Aim => Search the material and gather each line with "always" in it.

Material for the task =>

^^^^

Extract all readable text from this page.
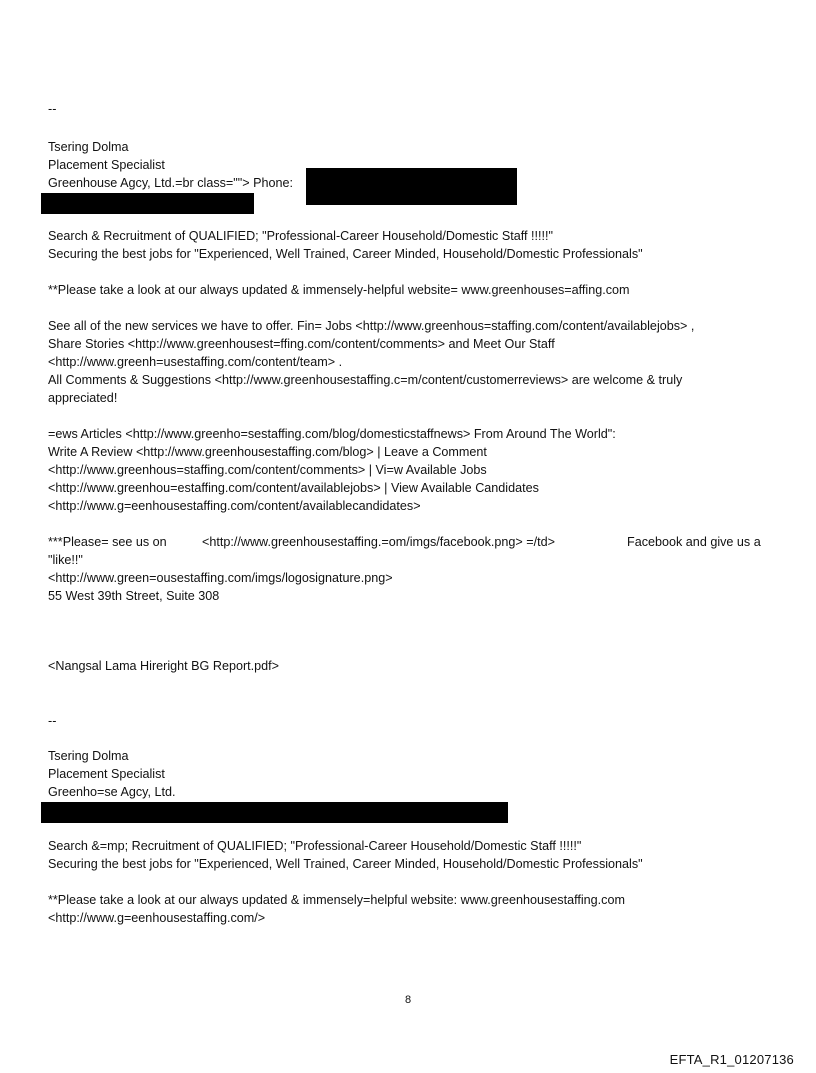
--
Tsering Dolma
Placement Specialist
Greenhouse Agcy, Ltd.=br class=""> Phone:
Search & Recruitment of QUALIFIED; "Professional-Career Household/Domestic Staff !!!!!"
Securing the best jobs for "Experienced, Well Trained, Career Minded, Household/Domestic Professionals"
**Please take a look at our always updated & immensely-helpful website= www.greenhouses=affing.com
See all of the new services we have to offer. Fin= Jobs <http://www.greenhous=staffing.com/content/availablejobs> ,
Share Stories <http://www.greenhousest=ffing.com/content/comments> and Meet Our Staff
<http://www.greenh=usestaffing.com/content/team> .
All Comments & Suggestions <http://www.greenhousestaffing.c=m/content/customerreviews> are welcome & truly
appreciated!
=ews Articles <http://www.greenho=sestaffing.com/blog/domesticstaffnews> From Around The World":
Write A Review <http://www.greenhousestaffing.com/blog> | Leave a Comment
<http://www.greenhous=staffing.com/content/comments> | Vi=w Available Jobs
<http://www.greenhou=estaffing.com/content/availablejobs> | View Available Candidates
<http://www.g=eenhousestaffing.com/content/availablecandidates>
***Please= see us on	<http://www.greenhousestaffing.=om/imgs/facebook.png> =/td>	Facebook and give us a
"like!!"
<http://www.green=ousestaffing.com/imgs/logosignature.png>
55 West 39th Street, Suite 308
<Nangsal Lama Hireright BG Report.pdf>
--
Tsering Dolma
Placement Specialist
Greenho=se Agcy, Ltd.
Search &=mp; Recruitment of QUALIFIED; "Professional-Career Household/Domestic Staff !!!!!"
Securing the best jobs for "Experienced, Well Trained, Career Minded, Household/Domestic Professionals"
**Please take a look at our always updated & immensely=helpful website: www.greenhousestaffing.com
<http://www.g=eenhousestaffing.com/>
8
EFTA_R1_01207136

^^^^

Answer in full =>
**Please take a look at our always updated & immensely-helpful website= www.greenhouses=affing.com
**Please take a look at our always updated & immensely=helpful website: www.greenhousestaffing.com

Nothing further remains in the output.